▶ [PROBLEM DESCRIPTION]: Rewrite the lines of every entry, replacing each "avatar" with "profile-picture" and leaving everything else unchanged.

Layout annotation entries
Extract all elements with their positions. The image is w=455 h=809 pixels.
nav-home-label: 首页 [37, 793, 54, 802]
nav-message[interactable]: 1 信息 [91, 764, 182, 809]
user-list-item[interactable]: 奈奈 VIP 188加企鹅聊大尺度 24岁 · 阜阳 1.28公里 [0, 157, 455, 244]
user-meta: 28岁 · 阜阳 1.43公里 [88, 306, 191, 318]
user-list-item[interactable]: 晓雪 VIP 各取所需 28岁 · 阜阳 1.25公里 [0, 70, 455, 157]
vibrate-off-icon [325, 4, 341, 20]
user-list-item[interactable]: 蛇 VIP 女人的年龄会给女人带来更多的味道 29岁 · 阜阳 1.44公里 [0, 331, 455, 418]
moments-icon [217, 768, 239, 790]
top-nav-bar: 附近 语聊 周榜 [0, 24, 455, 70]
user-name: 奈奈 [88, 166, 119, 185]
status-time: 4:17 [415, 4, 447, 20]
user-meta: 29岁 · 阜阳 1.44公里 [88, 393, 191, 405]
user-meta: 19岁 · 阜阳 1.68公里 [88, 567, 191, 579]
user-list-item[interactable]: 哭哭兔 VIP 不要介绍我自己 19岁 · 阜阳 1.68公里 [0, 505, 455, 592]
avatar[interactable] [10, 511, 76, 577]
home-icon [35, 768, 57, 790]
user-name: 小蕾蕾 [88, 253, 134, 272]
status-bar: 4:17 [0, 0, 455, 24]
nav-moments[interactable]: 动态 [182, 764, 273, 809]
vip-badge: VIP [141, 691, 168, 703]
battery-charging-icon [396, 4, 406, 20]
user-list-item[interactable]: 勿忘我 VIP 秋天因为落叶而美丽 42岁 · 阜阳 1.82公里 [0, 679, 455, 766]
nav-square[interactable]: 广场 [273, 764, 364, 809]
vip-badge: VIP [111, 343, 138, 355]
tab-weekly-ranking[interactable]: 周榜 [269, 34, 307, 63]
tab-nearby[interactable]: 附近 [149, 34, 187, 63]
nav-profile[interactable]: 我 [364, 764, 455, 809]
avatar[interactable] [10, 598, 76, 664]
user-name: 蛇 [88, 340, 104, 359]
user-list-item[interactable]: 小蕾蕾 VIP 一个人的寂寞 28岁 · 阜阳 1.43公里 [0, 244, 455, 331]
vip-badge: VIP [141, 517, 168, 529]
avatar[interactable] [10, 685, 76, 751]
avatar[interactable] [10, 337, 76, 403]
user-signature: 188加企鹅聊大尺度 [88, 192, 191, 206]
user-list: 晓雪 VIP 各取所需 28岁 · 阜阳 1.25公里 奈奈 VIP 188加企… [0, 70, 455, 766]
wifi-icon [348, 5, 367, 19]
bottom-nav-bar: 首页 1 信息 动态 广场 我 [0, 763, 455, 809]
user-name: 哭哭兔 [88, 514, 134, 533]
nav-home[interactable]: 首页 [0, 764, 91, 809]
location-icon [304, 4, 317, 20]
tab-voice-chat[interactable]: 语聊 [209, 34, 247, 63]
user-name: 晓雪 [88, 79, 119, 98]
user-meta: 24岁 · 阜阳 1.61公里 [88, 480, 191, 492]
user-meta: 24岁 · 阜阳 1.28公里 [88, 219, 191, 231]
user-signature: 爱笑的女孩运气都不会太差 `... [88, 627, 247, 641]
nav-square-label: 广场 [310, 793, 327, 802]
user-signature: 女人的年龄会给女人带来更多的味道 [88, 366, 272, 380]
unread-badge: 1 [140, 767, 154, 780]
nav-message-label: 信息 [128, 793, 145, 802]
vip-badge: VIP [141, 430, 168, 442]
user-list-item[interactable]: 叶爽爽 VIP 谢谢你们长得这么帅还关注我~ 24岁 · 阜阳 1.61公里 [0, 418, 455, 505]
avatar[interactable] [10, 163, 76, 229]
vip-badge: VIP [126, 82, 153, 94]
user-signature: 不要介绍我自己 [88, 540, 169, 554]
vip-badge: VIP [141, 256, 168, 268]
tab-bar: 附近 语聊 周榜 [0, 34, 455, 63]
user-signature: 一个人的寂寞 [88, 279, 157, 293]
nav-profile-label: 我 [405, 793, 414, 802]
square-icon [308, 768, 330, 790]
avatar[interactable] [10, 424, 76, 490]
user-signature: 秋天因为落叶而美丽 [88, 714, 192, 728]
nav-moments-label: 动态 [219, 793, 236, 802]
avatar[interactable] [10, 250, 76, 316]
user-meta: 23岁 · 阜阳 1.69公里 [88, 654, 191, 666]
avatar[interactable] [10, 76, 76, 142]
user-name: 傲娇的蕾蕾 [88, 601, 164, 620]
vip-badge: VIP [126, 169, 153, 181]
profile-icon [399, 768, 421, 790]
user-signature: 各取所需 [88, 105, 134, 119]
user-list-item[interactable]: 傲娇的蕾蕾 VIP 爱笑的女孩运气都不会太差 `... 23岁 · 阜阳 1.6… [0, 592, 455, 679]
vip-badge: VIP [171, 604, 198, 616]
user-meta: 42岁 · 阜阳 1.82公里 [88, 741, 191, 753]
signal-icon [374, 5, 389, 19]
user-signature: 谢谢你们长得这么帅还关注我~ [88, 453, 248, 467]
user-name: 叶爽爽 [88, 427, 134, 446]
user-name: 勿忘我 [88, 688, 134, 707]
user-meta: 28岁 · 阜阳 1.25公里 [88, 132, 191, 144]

▶ [ANSWER IN FULL]:
Extract all elements with their positions. The image is w=455 h=809 pixels.
nav-home-label: 首页 [37, 793, 54, 802]
nav-message[interactable]: 1 信息 [91, 764, 182, 809]
user-list-item[interactable]: 奈奈 VIP 188加企鹅聊大尺度 24岁 · 阜阳 1.28公里 [0, 157, 455, 244]
user-meta: 28岁 · 阜阳 1.43公里 [88, 306, 191, 318]
user-list-item[interactable]: 晓雪 VIP 各取所需 28岁 · 阜阳 1.25公里 [0, 70, 455, 157]
vibrate-off-icon [325, 4, 341, 20]
user-list-item[interactable]: 蛇 VIP 女人的年龄会给女人带来更多的味道 29岁 · 阜阳 1.44公里 [0, 331, 455, 418]
moments-icon [217, 768, 239, 790]
top-nav-bar: 附近 语聊 周榜 [0, 24, 455, 70]
user-name: 奈奈 [88, 166, 119, 185]
status-time: 4:17 [415, 4, 447, 20]
user-meta: 29岁 · 阜阳 1.44公里 [88, 393, 191, 405]
user-meta: 19岁 · 阜阳 1.68公里 [88, 567, 191, 579]
user-list-item[interactable]: 哭哭兔 VIP 不要介绍我自己 19岁 · 阜阳 1.68公里 [0, 505, 455, 592]
profile-picture[interactable] [10, 511, 76, 577]
home-icon [35, 768, 57, 790]
user-name: 小蕾蕾 [88, 253, 134, 272]
status-bar: 4:17 [0, 0, 455, 24]
nav-moments[interactable]: 动态 [182, 764, 273, 809]
vip-badge: VIP [141, 691, 168, 703]
battery-charging-icon [396, 4, 406, 20]
user-list-item[interactable]: 勿忘我 VIP 秋天因为落叶而美丽 42岁 · 阜阳 1.82公里 [0, 679, 455, 766]
nav-square[interactable]: 广场 [273, 764, 364, 809]
vip-badge: VIP [111, 343, 138, 355]
tab-weekly-ranking[interactable]: 周榜 [269, 34, 307, 63]
tab-nearby[interactable]: 附近 [149, 34, 187, 63]
nav-profile[interactable]: 我 [364, 764, 455, 809]
profile-picture[interactable] [10, 598, 76, 664]
user-name: 蛇 [88, 340, 104, 359]
user-list-item[interactable]: 小蕾蕾 VIP 一个人的寂寞 28岁 · 阜阳 1.43公里 [0, 244, 455, 331]
vip-badge: VIP [141, 517, 168, 529]
profile-picture[interactable] [10, 685, 76, 751]
profile-picture[interactable] [10, 337, 76, 403]
user-signature: 188加企鹅聊大尺度 [88, 192, 191, 206]
user-list: 晓雪 VIP 各取所需 28岁 · 阜阳 1.25公里 奈奈 VIP 188加企… [0, 70, 455, 766]
wifi-icon [348, 5, 367, 19]
bottom-nav-bar: 首页 1 信息 动态 广场 我 [0, 763, 455, 809]
user-name: 哭哭兔 [88, 514, 134, 533]
nav-home[interactable]: 首页 [0, 764, 91, 809]
location-icon [304, 4, 317, 20]
tab-voice-chat[interactable]: 语聊 [209, 34, 247, 63]
user-name: 晓雪 [88, 79, 119, 98]
user-meta: 24岁 · 阜阳 1.61公里 [88, 480, 191, 492]
user-meta: 24岁 · 阜阳 1.28公里 [88, 219, 191, 231]
user-signature: 爱笑的女孩运气都不会太差 `... [88, 627, 247, 641]
nav-square-label: 广场 [310, 793, 327, 802]
user-signature: 女人的年龄会给女人带来更多的味道 [88, 366, 272, 380]
unread-badge: 1 [140, 767, 154, 780]
nav-message-label: 信息 [128, 793, 145, 802]
vip-badge: VIP [141, 430, 168, 442]
user-list-item[interactable]: 叶爽爽 VIP 谢谢你们长得这么帅还关注我~ 24岁 · 阜阳 1.61公里 [0, 418, 455, 505]
profile-picture[interactable] [10, 163, 76, 229]
vip-badge: VIP [126, 82, 153, 94]
user-signature: 不要介绍我自己 [88, 540, 169, 554]
vip-badge: VIP [141, 256, 168, 268]
tab-bar: 附近 语聊 周榜 [0, 34, 455, 63]
user-signature: 一个人的寂寞 [88, 279, 157, 293]
nav-profile-label: 我 [405, 793, 414, 802]
square-icon [308, 768, 330, 790]
profile-picture[interactable] [10, 424, 76, 490]
user-signature: 秋天因为落叶而美丽 [88, 714, 192, 728]
nav-moments-label: 动态 [219, 793, 236, 802]
profile-picture[interactable] [10, 250, 76, 316]
user-meta: 23岁 · 阜阳 1.69公里 [88, 654, 191, 666]
profile-picture[interactable] [10, 76, 76, 142]
user-name: 傲娇的蕾蕾 [88, 601, 164, 620]
vip-badge: VIP [126, 169, 153, 181]
profile-icon [399, 768, 421, 790]
user-signature: 各取所需 [88, 105, 134, 119]
user-list-item[interactable]: 傲娇的蕾蕾 VIP 爱笑的女孩运气都不会太差 `... 23岁 · 阜阳 1.6… [0, 592, 455, 679]
vip-badge: VIP [171, 604, 198, 616]
user-meta: 42岁 · 阜阳 1.82公里 [88, 741, 191, 753]
signal-icon [374, 5, 389, 19]
user-signature: 谢谢你们长得这么帅还关注我~ [88, 453, 248, 467]
user-name: 叶爽爽 [88, 427, 134, 446]
user-name: 勿忘我 [88, 688, 134, 707]
user-meta: 28岁 · 阜阳 1.25公里 [88, 132, 191, 144]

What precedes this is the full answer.